■ RECORDS SUPPLIED:
--------------------------------
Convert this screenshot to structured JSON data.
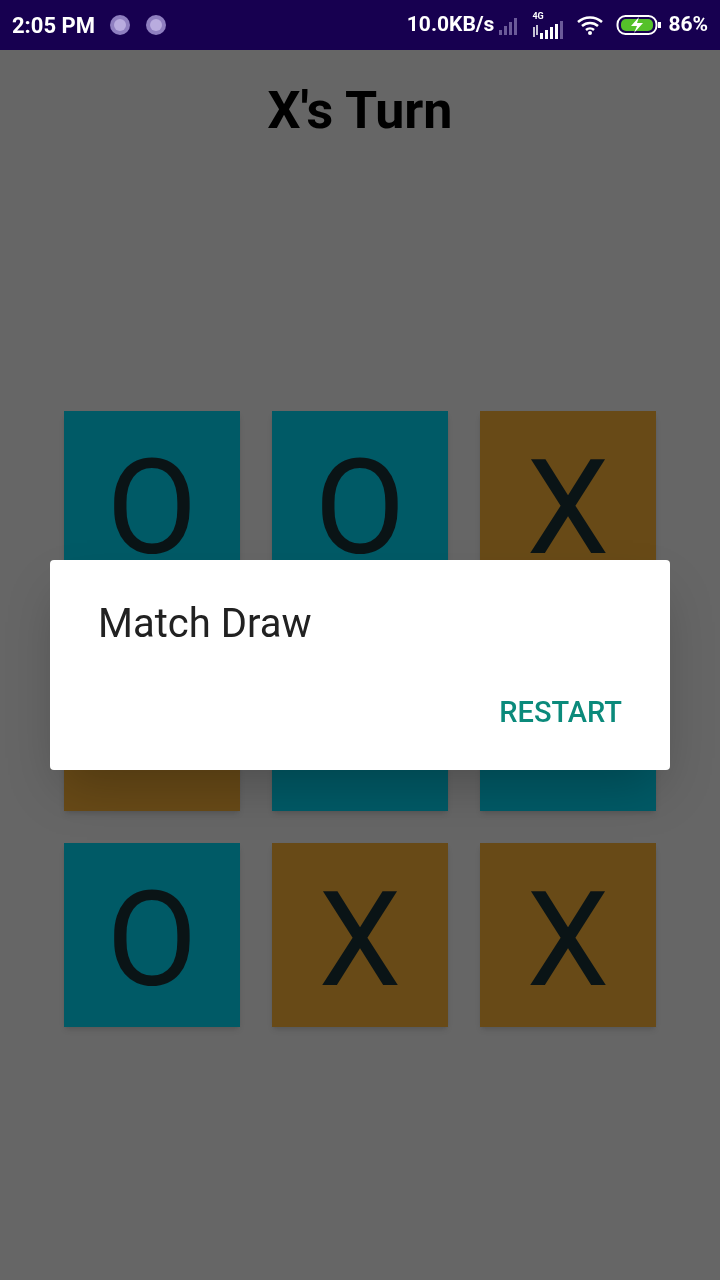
{
  "status_bar": {
    "time": "2:05 PM",
    "speed": "10.0KB/s",
    "network": "4G",
    "battery": "86%"
  },
  "title": "X's Turn",
  "board": [
    {
      "kind": "o",
      "text": "O"
    },
    {
      "kind": "o",
      "text": "O"
    },
    {
      "kind": "x",
      "text": "X"
    },
    {
      "kind": "x"
    },
    {
      "kind": "o"
    },
    {
      "kind": "o"
    },
    {
      "kind": "o",
      "text": "O"
    },
    {
      "kind": "x",
      "text": "X"
    },
    {
      "kind": "x",
      "text": "X"
    }
  ],
  "dialog": {
    "message": "Match Draw",
    "button": "RESTART"
  }
}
--------------------------------
■ GIVEN INSTRUCTION: Set the pictures aside and transcribe the data above exactly.

■ EXERCISE RESPONSE:
Convert this screenshot to structured JSON data.
{
  "status_bar": {
    "time": "2:05 PM",
    "speed": "10.0KB/s",
    "network": "4G",
    "battery": "86%"
  },
  "title": "X's Turn",
  "board": [
    {
      "kind": "o",
      "text": "O"
    },
    {
      "kind": "o",
      "text": "O"
    },
    {
      "kind": "x",
      "text": "X"
    },
    {
      "kind": "x"
    },
    {
      "kind": "o"
    },
    {
      "kind": "o"
    },
    {
      "kind": "o",
      "text": "O"
    },
    {
      "kind": "x",
      "text": "X"
    },
    {
      "kind": "x",
      "text": "X"
    }
  ],
  "dialog": {
    "message": "Match Draw",
    "button": "RESTART"
  }
}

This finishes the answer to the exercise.